**Problem requirements**
Repeat all entries exactly.

**Material supplied**
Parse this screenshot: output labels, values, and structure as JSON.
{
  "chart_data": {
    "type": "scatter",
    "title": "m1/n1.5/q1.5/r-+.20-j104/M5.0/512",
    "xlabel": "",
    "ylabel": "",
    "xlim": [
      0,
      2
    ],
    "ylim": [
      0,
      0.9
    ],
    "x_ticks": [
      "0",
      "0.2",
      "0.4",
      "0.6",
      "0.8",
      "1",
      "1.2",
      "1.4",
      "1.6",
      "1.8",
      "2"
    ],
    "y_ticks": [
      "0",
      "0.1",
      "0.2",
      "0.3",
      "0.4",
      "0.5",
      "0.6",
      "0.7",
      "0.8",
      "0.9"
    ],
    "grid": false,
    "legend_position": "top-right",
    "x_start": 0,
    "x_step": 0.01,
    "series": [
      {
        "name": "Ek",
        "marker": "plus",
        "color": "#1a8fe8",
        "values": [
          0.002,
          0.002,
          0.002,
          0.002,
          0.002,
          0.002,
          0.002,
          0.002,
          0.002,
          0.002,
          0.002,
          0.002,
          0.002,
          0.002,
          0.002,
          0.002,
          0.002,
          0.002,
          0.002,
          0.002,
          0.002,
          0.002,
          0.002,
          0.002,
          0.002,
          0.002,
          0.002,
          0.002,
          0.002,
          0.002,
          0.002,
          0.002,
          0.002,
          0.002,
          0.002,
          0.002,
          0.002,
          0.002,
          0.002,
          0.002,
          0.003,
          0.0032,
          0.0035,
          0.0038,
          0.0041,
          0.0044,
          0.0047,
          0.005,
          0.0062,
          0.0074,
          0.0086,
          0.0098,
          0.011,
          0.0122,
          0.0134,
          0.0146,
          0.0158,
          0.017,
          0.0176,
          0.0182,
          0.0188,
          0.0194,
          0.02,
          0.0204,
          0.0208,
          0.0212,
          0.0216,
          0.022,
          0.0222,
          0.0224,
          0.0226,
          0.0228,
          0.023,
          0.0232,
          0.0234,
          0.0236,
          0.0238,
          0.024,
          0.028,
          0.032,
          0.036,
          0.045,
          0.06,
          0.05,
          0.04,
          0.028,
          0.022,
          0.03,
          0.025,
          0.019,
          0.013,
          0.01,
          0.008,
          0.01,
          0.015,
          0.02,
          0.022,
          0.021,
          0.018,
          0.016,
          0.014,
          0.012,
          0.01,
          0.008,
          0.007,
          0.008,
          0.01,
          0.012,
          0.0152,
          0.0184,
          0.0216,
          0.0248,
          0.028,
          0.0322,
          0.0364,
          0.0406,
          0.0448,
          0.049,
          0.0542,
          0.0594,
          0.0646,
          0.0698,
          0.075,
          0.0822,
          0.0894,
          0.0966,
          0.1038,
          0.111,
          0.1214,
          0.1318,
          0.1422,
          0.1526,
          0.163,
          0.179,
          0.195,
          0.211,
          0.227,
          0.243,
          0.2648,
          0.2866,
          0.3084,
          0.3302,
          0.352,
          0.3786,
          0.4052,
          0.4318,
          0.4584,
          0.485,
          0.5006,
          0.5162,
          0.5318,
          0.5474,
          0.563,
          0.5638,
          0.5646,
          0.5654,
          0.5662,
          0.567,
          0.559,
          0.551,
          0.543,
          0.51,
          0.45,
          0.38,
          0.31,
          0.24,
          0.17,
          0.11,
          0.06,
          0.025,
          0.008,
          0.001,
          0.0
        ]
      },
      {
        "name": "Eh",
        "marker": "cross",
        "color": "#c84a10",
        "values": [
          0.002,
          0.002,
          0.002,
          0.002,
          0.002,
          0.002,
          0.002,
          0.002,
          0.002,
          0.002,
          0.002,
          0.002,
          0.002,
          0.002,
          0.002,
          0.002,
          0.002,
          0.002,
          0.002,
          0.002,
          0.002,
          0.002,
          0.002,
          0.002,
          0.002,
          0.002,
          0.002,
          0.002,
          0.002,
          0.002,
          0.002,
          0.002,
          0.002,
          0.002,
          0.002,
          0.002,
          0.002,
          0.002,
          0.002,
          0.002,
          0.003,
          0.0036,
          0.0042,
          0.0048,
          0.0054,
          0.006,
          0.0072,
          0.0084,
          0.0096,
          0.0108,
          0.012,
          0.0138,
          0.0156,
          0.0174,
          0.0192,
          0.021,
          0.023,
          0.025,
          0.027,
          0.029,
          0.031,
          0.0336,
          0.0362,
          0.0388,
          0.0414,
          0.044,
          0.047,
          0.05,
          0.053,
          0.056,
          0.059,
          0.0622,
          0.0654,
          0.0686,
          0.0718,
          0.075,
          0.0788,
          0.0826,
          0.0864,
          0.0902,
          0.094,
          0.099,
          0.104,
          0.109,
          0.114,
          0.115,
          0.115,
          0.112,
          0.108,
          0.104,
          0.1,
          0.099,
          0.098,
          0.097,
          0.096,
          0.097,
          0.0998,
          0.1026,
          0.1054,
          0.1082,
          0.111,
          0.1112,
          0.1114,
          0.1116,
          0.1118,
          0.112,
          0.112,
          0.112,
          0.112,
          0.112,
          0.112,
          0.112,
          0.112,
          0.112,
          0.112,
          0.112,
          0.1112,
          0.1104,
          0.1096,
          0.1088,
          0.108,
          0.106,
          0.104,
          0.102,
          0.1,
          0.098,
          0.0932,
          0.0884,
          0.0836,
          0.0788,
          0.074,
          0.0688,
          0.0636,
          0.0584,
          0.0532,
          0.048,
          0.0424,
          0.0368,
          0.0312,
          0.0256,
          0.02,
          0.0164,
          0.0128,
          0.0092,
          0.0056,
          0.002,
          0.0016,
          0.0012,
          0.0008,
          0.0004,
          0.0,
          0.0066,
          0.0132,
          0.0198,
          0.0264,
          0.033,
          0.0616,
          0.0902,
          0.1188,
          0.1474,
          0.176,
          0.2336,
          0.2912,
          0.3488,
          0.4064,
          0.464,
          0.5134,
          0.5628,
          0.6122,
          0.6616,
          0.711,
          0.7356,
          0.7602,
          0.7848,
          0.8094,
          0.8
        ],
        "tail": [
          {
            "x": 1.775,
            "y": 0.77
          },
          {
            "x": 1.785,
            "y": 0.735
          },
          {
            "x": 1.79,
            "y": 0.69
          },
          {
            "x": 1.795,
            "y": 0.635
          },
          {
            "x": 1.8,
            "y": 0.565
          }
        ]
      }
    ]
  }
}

**Full solution**
Parse this screenshot: output labels, values, and structure as JSON.
{
  "chart_data": {
    "type": "scatter",
    "title": "m1/n1.5/q1.5/r-+.20-j104/M5.0/512",
    "xlabel": "",
    "ylabel": "",
    "xlim": [
      0,
      2
    ],
    "ylim": [
      0,
      0.9
    ],
    "x_ticks": [
      "0",
      "0.2",
      "0.4",
      "0.6",
      "0.8",
      "1",
      "1.2",
      "1.4",
      "1.6",
      "1.8",
      "2"
    ],
    "y_ticks": [
      "0",
      "0.1",
      "0.2",
      "0.3",
      "0.4",
      "0.5",
      "0.6",
      "0.7",
      "0.8",
      "0.9"
    ],
    "grid": false,
    "legend_position": "top-right",
    "x_start": 0,
    "x_step": 0.01,
    "series": [
      {
        "name": "Ek",
        "marker": "plus",
        "color": "#1a8fe8",
        "values": [
          0.002,
          0.002,
          0.002,
          0.002,
          0.002,
          0.002,
          0.002,
          0.002,
          0.002,
          0.002,
          0.002,
          0.002,
          0.002,
          0.002,
          0.002,
          0.002,
          0.002,
          0.002,
          0.002,
          0.002,
          0.002,
          0.002,
          0.002,
          0.002,
          0.002,
          0.002,
          0.002,
          0.002,
          0.002,
          0.002,
          0.002,
          0.002,
          0.002,
          0.002,
          0.002,
          0.002,
          0.002,
          0.002,
          0.002,
          0.002,
          0.003,
          0.0032,
          0.0035,
          0.0038,
          0.0041,
          0.0044,
          0.0047,
          0.005,
          0.0062,
          0.0074,
          0.0086,
          0.0098,
          0.011,
          0.0122,
          0.0134,
          0.0146,
          0.0158,
          0.017,
          0.0176,
          0.0182,
          0.0188,
          0.0194,
          0.02,
          0.0204,
          0.0208,
          0.0212,
          0.0216,
          0.022,
          0.0222,
          0.0224,
          0.0226,
          0.0228,
          0.023,
          0.0232,
          0.0234,
          0.0236,
          0.0238,
          0.024,
          0.028,
          0.032,
          0.036,
          0.045,
          0.06,
          0.05,
          0.04,
          0.028,
          0.022,
          0.03,
          0.025,
          0.019,
          0.013,
          0.01,
          0.008,
          0.01,
          0.015,
          0.02,
          0.022,
          0.021,
          0.018,
          0.016,
          0.014,
          0.012,
          0.01,
          0.008,
          0.007,
          0.008,
          0.01,
          0.012,
          0.0152,
          0.0184,
          0.0216,
          0.0248,
          0.028,
          0.0322,
          0.0364,
          0.0406,
          0.0448,
          0.049,
          0.0542,
          0.0594,
          0.0646,
          0.0698,
          0.075,
          0.0822,
          0.0894,
          0.0966,
          0.1038,
          0.111,
          0.1214,
          0.1318,
          0.1422,
          0.1526,
          0.163,
          0.179,
          0.195,
          0.211,
          0.227,
          0.243,
          0.2648,
          0.2866,
          0.3084,
          0.3302,
          0.352,
          0.3786,
          0.4052,
          0.4318,
          0.4584,
          0.485,
          0.5006,
          0.5162,
          0.5318,
          0.5474,
          0.563,
          0.5638,
          0.5646,
          0.5654,
          0.5662,
          0.567,
          0.559,
          0.551,
          0.543,
          0.51,
          0.45,
          0.38,
          0.31,
          0.24,
          0.17,
          0.11,
          0.06,
          0.025,
          0.008,
          0.001,
          0.0
        ]
      },
      {
        "name": "Eh",
        "marker": "cross",
        "color": "#c84a10",
        "values": [
          0.002,
          0.002,
          0.002,
          0.002,
          0.002,
          0.002,
          0.002,
          0.002,
          0.002,
          0.002,
          0.002,
          0.002,
          0.002,
          0.002,
          0.002,
          0.002,
          0.002,
          0.002,
          0.002,
          0.002,
          0.002,
          0.002,
          0.002,
          0.002,
          0.002,
          0.002,
          0.002,
          0.002,
          0.002,
          0.002,
          0.002,
          0.002,
          0.002,
          0.002,
          0.002,
          0.002,
          0.002,
          0.002,
          0.002,
          0.002,
          0.003,
          0.0036,
          0.0042,
          0.0048,
          0.0054,
          0.006,
          0.0072,
          0.0084,
          0.0096,
          0.0108,
          0.012,
          0.0138,
          0.0156,
          0.0174,
          0.0192,
          0.021,
          0.023,
          0.025,
          0.027,
          0.029,
          0.031,
          0.0336,
          0.0362,
          0.0388,
          0.0414,
          0.044,
          0.047,
          0.05,
          0.053,
          0.056,
          0.059,
          0.0622,
          0.0654,
          0.0686,
          0.0718,
          0.075,
          0.0788,
          0.0826,
          0.0864,
          0.0902,
          0.094,
          0.099,
          0.104,
          0.109,
          0.114,
          0.115,
          0.115,
          0.112,
          0.108,
          0.104,
          0.1,
          0.099,
          0.098,
          0.097,
          0.096,
          0.097,
          0.0998,
          0.1026,
          0.1054,
          0.1082,
          0.111,
          0.1112,
          0.1114,
          0.1116,
          0.1118,
          0.112,
          0.112,
          0.112,
          0.112,
          0.112,
          0.112,
          0.112,
          0.112,
          0.112,
          0.112,
          0.112,
          0.1112,
          0.1104,
          0.1096,
          0.1088,
          0.108,
          0.106,
          0.104,
          0.102,
          0.1,
          0.098,
          0.0932,
          0.0884,
          0.0836,
          0.0788,
          0.074,
          0.0688,
          0.0636,
          0.0584,
          0.0532,
          0.048,
          0.0424,
          0.0368,
          0.0312,
          0.0256,
          0.02,
          0.0164,
          0.0128,
          0.0092,
          0.0056,
          0.002,
          0.0016,
          0.0012,
          0.0008,
          0.0004,
          0.0,
          0.0066,
          0.0132,
          0.0198,
          0.0264,
          0.033,
          0.0616,
          0.0902,
          0.1188,
          0.1474,
          0.176,
          0.2336,
          0.2912,
          0.3488,
          0.4064,
          0.464,
          0.5134,
          0.5628,
          0.6122,
          0.6616,
          0.711,
          0.7356,
          0.7602,
          0.7848,
          0.8094,
          0.8
        ],
        "tail": [
          {
            "x": 1.775,
            "y": 0.77
          },
          {
            "x": 1.785,
            "y": 0.735
          },
          {
            "x": 1.79,
            "y": 0.69
          },
          {
            "x": 1.795,
            "y": 0.635
          },
          {
            "x": 1.8,
            "y": 0.565
          }
        ]
      }
    ]
  }
}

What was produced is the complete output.